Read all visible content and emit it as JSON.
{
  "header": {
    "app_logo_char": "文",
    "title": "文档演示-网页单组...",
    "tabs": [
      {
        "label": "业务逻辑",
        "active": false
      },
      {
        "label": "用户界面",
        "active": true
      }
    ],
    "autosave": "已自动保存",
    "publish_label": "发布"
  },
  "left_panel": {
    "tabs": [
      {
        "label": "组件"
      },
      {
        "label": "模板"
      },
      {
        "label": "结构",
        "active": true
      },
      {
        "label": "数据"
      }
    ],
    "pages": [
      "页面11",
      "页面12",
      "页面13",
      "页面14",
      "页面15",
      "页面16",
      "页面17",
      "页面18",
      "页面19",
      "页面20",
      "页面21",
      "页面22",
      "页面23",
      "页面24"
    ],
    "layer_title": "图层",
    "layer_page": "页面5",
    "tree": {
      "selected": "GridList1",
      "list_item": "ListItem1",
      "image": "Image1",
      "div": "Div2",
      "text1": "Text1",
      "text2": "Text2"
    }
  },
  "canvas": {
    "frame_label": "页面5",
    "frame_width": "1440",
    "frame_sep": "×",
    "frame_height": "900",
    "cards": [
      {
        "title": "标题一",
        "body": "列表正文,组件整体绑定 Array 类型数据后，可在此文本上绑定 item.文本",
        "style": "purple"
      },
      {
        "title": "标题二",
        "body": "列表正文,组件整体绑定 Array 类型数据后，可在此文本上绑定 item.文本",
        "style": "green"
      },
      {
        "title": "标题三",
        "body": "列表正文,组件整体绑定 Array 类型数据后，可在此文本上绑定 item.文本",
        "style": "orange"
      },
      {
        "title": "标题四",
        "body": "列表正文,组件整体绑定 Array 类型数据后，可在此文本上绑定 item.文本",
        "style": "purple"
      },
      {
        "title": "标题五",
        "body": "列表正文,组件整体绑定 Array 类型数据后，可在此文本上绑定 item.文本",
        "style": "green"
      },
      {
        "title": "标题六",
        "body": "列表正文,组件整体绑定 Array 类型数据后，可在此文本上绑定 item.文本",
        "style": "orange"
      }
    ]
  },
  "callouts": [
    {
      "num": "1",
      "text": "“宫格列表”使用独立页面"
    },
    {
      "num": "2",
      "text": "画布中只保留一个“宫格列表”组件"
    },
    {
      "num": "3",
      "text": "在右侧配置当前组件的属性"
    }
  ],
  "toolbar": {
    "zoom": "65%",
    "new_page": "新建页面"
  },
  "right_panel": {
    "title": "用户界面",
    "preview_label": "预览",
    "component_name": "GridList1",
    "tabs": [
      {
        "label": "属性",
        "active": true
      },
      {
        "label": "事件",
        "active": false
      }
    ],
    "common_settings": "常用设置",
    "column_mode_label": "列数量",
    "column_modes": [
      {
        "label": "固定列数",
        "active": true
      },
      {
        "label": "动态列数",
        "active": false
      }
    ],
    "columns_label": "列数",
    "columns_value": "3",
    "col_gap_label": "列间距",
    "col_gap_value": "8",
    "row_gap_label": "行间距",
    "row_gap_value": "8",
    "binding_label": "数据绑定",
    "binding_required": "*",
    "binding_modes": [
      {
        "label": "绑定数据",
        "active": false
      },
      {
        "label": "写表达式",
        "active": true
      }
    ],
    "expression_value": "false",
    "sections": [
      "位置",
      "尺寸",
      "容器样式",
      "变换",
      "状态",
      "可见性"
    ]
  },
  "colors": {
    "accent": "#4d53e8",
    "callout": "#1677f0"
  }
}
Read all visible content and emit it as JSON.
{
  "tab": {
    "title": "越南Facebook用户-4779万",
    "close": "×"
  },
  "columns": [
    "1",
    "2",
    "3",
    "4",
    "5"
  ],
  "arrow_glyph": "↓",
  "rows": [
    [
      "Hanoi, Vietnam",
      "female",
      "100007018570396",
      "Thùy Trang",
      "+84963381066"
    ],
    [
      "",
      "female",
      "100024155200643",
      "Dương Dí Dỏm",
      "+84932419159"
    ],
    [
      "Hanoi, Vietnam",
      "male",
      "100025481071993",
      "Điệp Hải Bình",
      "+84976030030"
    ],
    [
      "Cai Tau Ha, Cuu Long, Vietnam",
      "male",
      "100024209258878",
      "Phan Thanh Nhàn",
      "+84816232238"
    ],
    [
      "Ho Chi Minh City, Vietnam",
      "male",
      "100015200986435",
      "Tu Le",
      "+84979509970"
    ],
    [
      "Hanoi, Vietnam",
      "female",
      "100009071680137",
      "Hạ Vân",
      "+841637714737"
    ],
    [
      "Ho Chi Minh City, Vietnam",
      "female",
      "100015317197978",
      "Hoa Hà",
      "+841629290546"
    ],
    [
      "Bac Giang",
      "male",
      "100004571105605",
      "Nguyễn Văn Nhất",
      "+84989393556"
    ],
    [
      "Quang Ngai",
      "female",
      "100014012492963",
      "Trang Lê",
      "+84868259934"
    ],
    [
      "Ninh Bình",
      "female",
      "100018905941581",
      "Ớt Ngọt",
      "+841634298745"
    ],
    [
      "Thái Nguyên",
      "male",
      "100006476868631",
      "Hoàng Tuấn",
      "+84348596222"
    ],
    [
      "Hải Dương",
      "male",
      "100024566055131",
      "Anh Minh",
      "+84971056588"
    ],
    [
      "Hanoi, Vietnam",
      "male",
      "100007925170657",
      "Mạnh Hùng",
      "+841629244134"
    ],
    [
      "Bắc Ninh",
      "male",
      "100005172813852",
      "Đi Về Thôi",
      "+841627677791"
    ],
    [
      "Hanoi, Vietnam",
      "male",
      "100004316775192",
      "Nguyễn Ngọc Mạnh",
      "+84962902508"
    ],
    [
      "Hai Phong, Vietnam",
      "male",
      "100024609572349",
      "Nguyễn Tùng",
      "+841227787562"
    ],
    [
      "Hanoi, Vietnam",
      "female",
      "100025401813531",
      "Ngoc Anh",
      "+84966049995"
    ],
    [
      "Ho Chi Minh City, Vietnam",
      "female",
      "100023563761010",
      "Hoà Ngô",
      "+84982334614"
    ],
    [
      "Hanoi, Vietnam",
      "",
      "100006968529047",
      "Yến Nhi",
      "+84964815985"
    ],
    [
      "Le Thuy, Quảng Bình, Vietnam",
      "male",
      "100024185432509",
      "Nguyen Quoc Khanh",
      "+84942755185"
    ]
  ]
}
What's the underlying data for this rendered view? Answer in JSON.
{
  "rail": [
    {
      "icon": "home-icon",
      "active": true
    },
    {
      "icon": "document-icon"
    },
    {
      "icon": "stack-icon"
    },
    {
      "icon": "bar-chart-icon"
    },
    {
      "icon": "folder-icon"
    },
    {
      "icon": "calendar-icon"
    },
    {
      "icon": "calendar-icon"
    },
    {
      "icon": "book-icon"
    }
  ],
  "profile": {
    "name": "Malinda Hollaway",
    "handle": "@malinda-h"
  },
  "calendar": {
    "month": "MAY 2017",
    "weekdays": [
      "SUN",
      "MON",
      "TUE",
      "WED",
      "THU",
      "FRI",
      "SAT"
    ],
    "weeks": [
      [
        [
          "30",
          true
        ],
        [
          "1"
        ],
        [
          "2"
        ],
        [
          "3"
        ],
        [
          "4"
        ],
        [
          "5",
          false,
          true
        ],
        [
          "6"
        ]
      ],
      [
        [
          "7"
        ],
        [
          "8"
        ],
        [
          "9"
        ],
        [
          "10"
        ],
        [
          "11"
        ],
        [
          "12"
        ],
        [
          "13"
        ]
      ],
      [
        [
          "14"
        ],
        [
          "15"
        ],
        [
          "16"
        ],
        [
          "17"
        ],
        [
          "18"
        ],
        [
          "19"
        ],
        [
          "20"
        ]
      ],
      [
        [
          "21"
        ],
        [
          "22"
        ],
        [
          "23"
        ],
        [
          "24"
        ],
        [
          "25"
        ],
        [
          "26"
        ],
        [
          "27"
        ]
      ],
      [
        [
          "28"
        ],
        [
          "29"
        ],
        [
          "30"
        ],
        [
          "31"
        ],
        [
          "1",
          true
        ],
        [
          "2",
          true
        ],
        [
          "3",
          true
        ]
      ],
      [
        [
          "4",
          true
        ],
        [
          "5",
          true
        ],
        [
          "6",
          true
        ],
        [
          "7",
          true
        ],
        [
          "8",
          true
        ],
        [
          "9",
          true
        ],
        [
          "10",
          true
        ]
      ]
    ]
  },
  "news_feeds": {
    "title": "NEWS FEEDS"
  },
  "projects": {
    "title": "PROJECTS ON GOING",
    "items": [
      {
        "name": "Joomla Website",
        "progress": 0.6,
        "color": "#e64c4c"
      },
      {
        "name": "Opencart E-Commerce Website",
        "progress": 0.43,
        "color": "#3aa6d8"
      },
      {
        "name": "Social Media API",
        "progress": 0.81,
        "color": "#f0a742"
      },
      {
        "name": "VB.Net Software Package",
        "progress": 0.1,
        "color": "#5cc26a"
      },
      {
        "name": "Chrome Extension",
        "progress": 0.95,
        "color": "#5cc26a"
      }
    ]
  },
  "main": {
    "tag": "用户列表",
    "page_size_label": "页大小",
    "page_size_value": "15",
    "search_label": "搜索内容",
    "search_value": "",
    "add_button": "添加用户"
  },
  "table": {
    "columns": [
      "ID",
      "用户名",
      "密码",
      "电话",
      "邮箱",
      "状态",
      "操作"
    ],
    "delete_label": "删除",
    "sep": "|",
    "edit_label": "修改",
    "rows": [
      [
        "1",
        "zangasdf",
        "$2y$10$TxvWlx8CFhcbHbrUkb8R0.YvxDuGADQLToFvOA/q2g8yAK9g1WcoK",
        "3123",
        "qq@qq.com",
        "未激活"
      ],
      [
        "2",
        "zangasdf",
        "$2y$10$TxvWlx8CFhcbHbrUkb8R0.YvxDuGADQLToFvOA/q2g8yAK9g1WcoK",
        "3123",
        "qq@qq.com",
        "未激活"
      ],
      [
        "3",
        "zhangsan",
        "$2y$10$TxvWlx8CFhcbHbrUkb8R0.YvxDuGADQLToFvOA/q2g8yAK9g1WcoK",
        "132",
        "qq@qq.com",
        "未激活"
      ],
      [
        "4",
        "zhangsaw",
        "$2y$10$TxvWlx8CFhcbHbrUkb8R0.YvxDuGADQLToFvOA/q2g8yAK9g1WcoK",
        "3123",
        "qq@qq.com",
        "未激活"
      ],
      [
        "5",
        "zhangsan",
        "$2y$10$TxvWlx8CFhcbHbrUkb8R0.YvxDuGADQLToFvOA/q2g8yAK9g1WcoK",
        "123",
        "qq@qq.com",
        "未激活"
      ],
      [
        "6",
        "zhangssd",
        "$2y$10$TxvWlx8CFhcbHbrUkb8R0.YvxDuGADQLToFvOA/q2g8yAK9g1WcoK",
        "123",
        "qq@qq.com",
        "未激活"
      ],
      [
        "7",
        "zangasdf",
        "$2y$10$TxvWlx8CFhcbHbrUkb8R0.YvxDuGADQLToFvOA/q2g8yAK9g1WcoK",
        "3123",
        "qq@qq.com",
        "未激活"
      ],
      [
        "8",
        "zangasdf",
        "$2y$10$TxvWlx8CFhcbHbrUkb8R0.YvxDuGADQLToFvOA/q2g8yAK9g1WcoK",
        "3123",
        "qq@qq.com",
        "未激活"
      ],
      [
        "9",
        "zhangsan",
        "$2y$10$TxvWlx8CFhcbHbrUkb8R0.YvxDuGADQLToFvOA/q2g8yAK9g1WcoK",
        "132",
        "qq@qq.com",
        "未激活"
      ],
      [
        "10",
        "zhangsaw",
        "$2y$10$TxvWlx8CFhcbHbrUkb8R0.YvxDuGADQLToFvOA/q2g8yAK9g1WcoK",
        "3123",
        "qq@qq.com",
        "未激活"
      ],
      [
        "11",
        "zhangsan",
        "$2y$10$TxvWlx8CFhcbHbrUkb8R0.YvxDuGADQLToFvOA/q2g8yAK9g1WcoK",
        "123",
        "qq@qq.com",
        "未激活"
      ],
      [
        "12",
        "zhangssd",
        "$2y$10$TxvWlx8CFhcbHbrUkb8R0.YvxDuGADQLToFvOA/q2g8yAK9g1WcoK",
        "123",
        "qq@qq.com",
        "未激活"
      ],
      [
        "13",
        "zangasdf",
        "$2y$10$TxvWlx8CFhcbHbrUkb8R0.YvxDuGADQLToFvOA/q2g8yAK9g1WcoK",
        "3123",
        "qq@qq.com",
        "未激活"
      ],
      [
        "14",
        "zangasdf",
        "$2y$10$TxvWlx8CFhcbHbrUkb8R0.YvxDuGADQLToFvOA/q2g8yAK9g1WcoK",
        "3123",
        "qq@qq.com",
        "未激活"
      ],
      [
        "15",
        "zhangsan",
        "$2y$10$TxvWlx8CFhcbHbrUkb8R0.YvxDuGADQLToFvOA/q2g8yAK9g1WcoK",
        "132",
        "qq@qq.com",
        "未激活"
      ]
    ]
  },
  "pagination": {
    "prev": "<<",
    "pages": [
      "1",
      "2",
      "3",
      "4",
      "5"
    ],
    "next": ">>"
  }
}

=======

= EXERCISE GOAL =
Give the number of lines in the material above that have the word "Nguyễn" in them, and nothing more.

= WORKED ANSWER =
3